_THE EXERCISE:_ Copy out the listing that follows, exactly, without its pictures.

_ENTRIES:_
-------------------------

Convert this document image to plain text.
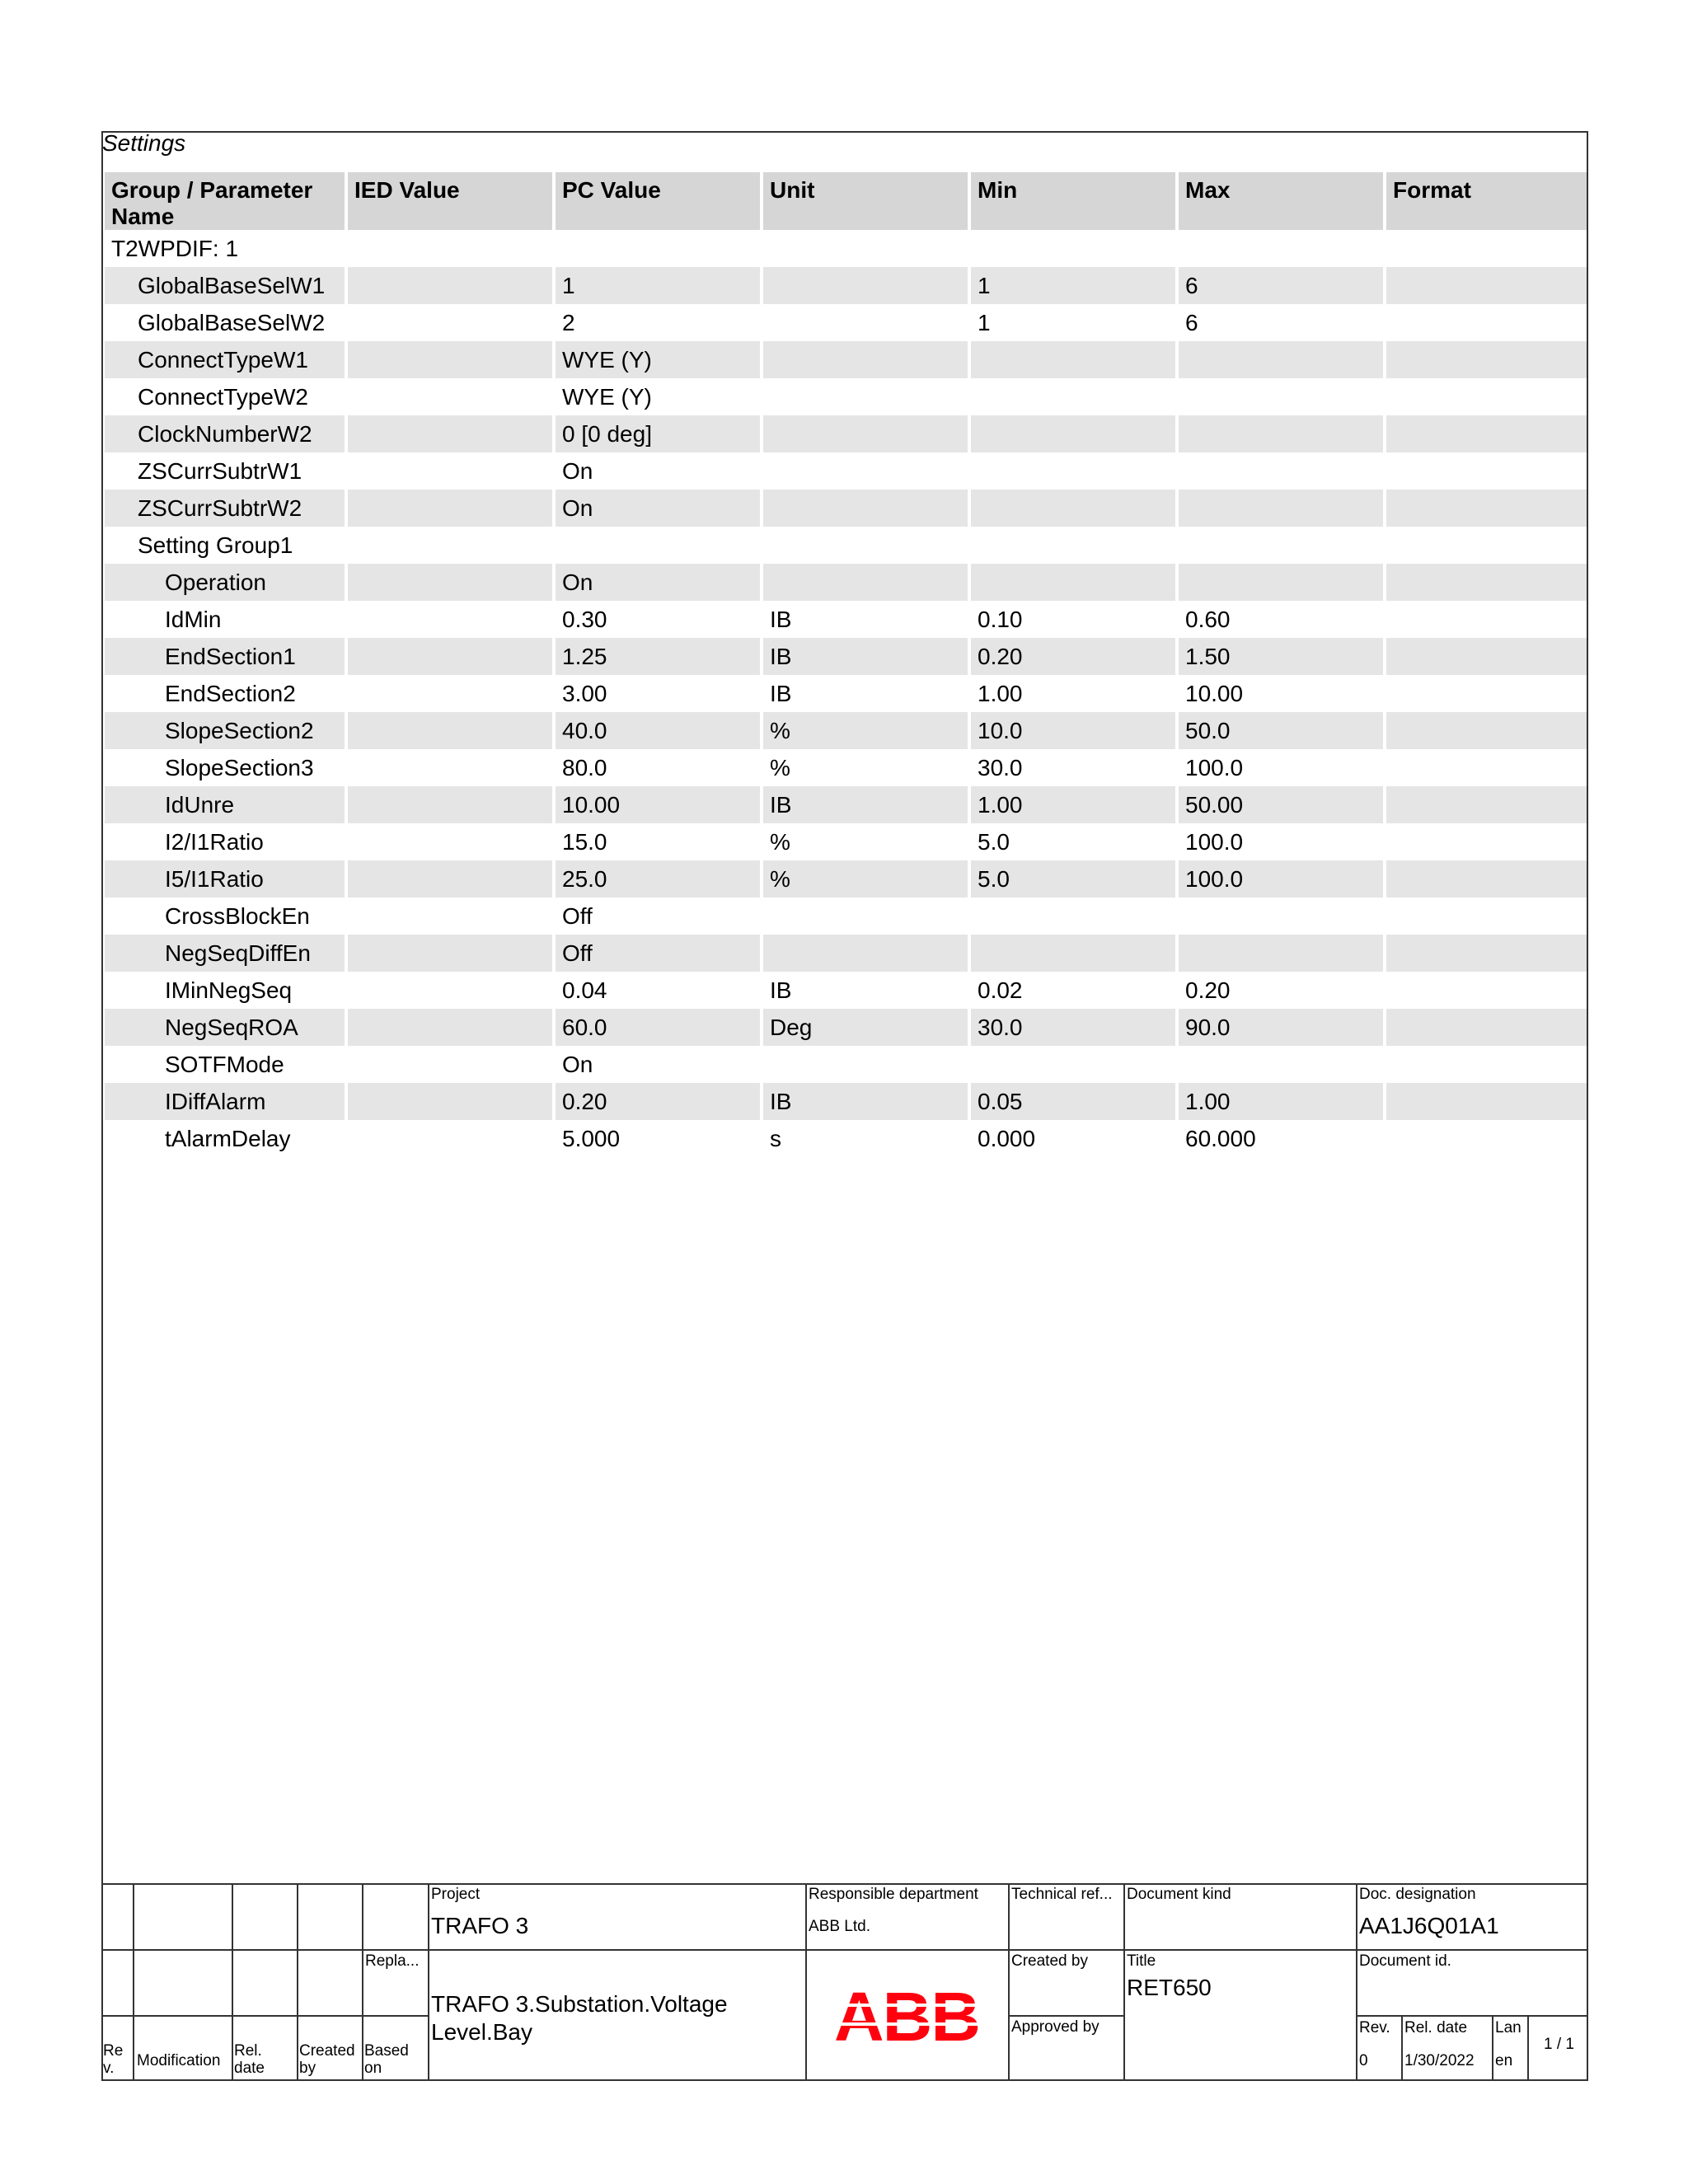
Settings
Group / Parameter Name	IED Value	PC Value	Unit	Min	Max	Format
T2WPDIF: 1						
GlobalBaseSelW1		1		1	6	
GlobalBaseSelW2		2		1	6	
ConnectTypeW1		WYE (Y)				
ConnectTypeW2		WYE (Y)				
ClockNumberW2		0 [0 deg]				
ZSCurrSubtrW1		On				
ZSCurrSubtrW2		On				
Setting Group1						
Operation		On				
IdMin		0.30	IB	0.10	0.60	
EndSection1		1.25	IB	0.20	1.50	
EndSection2		3.00	IB	1.00	10.00	
SlopeSection2		40.0	%	10.0	50.0	
SlopeSection3		80.0	%	30.0	100.0	
IdUnre		10.00	IB	1.00	50.00	
I2/I1Ratio		15.0	%	5.0	100.0	
I5/I1Ratio		25.0	%	5.0	100.0	
CrossBlockEn		Off				
NegSeqDiffEn		Off				
IMinNegSeq		0.04	IB	0.02	0.20	
NegSeqROA		60.0	Deg	30.0	90.0	
SOTFMode		On				
IDiffAlarm		0.20	IB	0.05	1.00	
tAlarmDelay		5.000	s	0.000	60.000	
Re v.	Modification
Rel. date
Created by
Based on
Repla...
Project
TRAFO 3
TRAFO 3.Substation.Voltage Level.Bay
Responsible department
ABB Ltd.
Technical ref...
Created by
Approved by
Document kind
Title
RET650
Doc. designation
AA1J6Q01A1
Document id.
Rev.
0
Rel. date
1/30/2022
Lan
en
1 / 1
ABB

-------------------------

_FULL ANSWER:_
Convert this document image to plain text.
Settings
Group / Parameter Name	IED Value	PC Value	Unit	Min	Max	Format
T2WPDIF: 1						
GlobalBaseSelW1		1		1	6	
GlobalBaseSelW2		2		1	6	
ConnectTypeW1		WYE (Y)				
ConnectTypeW2		WYE (Y)				
ClockNumberW2		0 [0 deg]				
ZSCurrSubtrW1		On				
ZSCurrSubtrW2		On				
Setting Group1						
Operation		On				
IdMin		0.30	IB	0.10	0.60	
EndSection1		1.25	IB	0.20	1.50	
EndSection2		3.00	IB	1.00	10.00	
SlopeSection2		40.0	%	10.0	50.0	
SlopeSection3		80.0	%	30.0	100.0	
IdUnre		10.00	IB	1.00	50.00	
I2/I1Ratio		15.0	%	5.0	100.0	
I5/I1Ratio		25.0	%	5.0	100.0	
CrossBlockEn		Off				
NegSeqDiffEn		Off				
IMinNegSeq		0.04	IB	0.02	0.20	
NegSeqROA		60.0	Deg	30.0	90.0	
SOTFMode		On				
IDiffAlarm		0.20	IB	0.05	1.00	
tAlarmDelay		5.000	s	0.000	60.000	
Re v.	Modification
Rel. date
Created by
Based on
Repla...
Project
TRAFO 3
TRAFO 3.Substation.Voltage Level.Bay
Responsible department
ABB Ltd.
Technical ref...
Created by
Approved by
Document kind
Title
RET650
Doc. designation
AA1J6Q01A1
Document id.
Rev.
0
Rel. date
1/30/2022
Lan
en
1 / 1
ABB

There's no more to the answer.